PAGE TEXT>

▬▬▬

Some of the commonly used options are:

--class: The entry point for your application (e.g. org.apache.spark.examples.SparkPi)
--master: The master URL for the cluster (e.g. spark://23.195.26.187:7077)
--deploy-mode: Whether to deploy your driver on the worker nodes (cluster) or locally as an external client (client) (default: client). This option will be explained next lab.
--conf: Arbitrary Spark configuration property in key=value format. For values that contain spaces wrap “key=value” in quotes (as shown). Multiple configurations should be passed as separate arguments. (e.g. --conf <key>=<value> --conf <key2>=<value2>)
application-jar: Path to a bundled jar including your application and all dependencies. The URL must be globally visible inside of your cluster, for instance, an hdfs:// path or a file:// path that is present on all nodes.
application-arguments: Arguments passed to the main method of your main class, if any

Python Package Management in PySpark apps

When you want to run your PySpark application on a cluster such as YARN, you need to make sure that your code and all used libraries are available on the executors that actually running on remote machines.

Let’s try to create a PySpark app that imports pandas package and uses a custom module backend.py as a backend.

# /app/app.py
from pyspark.sql import SparkSession
import pandas as pd


spark = SparkSession\
    .builder\
    .appName("PythonPackageManagementPySparkApp")\
    .getOrCreate()    

sc = spark.sparkContext
sc.setLogLevel("OFF") # WARN, FATAL, INFO

data = [('hello', 1), ('world', 2)]
print(pd.DataFrame(data))


spark.createDataFrame(data).show()


rdd = sc.parallelize(data)
print(rdd.collect())

from backend import some_f
some_f(spark)

# /app/backend.py
import pandas


def some_f(session):
    df = pandas.DataFrame()
    print(f"hello from backend where df.shape is {df.shape}")
    print(pandas.__version__)
    session.createDataFrame(df).show()

PySpark allows to upload Python files (.py), zipped Python packages (.zip), and Egg files (.egg) to the executors by setting the configuration setting spark.submit.pyFiles, setting the option --py-files in spark-submit, or directly calling pyspark.SparkContext.addPyFile() in the application. This is the case for custom modules/files but what about packages and virtual environments. You can actually use the python package venv-pack to package your virtual environment and pass it to spark-submit using the option archives.

Here I have a demo on using a backend.py custom module and pandas package in my application.

Create a virtual environment.

python3 -m venv .venv
source .venv/bin/activate

Add the packages that you want to the virtual environment.

pip install pandas
pip install venv-pack

Package the environment using venv-pack

# make sure that you are in the root directory of the local repository
venv-pack -o app/.venv.tar.gz

Configure the environment variables for PySpark driver and excutors.

# Python of the driver (/app/.venv/bin/python)
export PYSPARK_DRIVER_PYTHON=$(which python) 

# Python of the excutor (./.venv/bin/python)
export PYSPARK_PYTHON=./.venv/bin/python

Run the application via spark-submit in client mode.

▬▬▬

GIVEN MATERIAL>
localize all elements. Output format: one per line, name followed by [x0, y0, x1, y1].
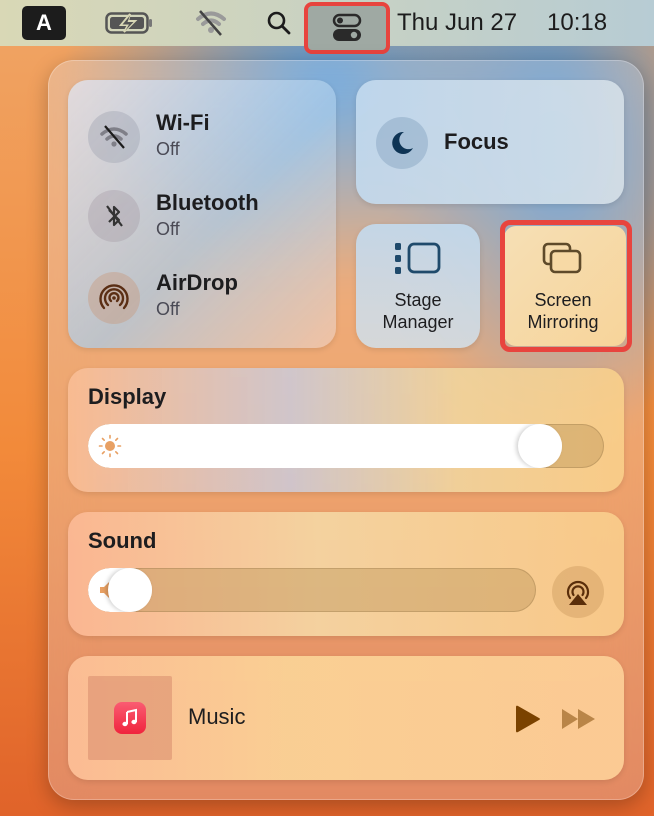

▬▬▬

REQUIRED WORK>
A) Answer these from the PySpark packaging text, one line each:
(i) What is the default value of --deploy-mode?
(ii) Which command packages the virtual environment?
(iii) What value is PYSPARK_PYTHON set to for the executors?
B) Translate this sentence from the PySpark packaging text into Spanish: "Multiple configurations should be passed as separate arguments."
C) Carry the PySpark packaging text forward with the next part, beginning right after its final sentence.

ANSWER SET>
A)
(i) client
(ii) venv-pack -o app/.venv.tar.gz
(iii) ./.venv/bin/python

B) Varias configuraciones deben pasarse como argumentos separados.

C)
spark-submit --master yarn \
--conf spark.yarn.appMasterEnv.PYSPARK_PYTHON=./.venv/bin/python \
--deploy-mode client \
--archives /app/.venv.tar.gz#.venv \
--py-files /app/backend.py \
/app/app.py

You can also run the application in cluster mode as follows:

unset PYSPARK_DRIVER_PYTHON

spark-submit --master yarn \
--conf spark.yarn.appMasterEnv.PYSPARK_PYTHON=./.venv/bin/python \
--deploy-mode cluster \
--archives /app/.venv.tar.gz#.venv \
--py-files /app/backend.py \
/app/app.py

Spark Web UI

Apache Spark provides a suite of web user interfaces (UIs) that you can use to monitor the status and resource consumption of your Spark cluster.

Jobs Tab

The Jobs tab displays a summary page of all jobs in the Spark application and a details page for each job. The summary page shows high-level information, such as the status, duration, and progress of all jobs and the overall event timeline. When you click on a job on the summary page, you see the details page for that job. The details page further shows the event timeline, DAG visualization, and all stages of the job.

The information that is displayed in this section is:

User: Current Spark user
Total uptime: Time since Spark application started
Scheduling mode: See job scheduling
Number of jobs per status: Active, Completed, Failed

Event timeline: Displays in chronological order the events related to the executors (added, removed) and the jobs

Details of jobs grouped by status: Displays detailed information of the jobs including Job ID, description (with a link to detailed job page), submitted time, duration, stages summary and tasks progress bar

Job details

When you click on a specific job, you can see the detailed information of this job. This page displays the details of a specific job identified by its job ID.

Job Status: (running, succeeded, failed)
Number of stages per status (active, pending, completed, skipped, failed)
Associated SQL Query: Link to the sql tab for this job
Event timeline: Displays in chronological order the events related to the executors (added, removed) and the stages of the job

Stages Tab

The Stages tab displays a summary page that shows the current state of all stages of all jobs in the Spark application.

At the beginning of the page is the summary with the count of all stages by status (active, pending, completed, skipped, and failed)

After that are the details of stages per status (active, pending, completed, skipped, failed). In active stages, it’s possible to kill the stage with the kill link. Only in failed stages, failure reason is shown. Task detail can be accessed by clicking on the description.

Stage details

The stage details page begins with information like total time across all tasks, Locality level summary, Shuffle Read Size / Records and Associated Job IDs.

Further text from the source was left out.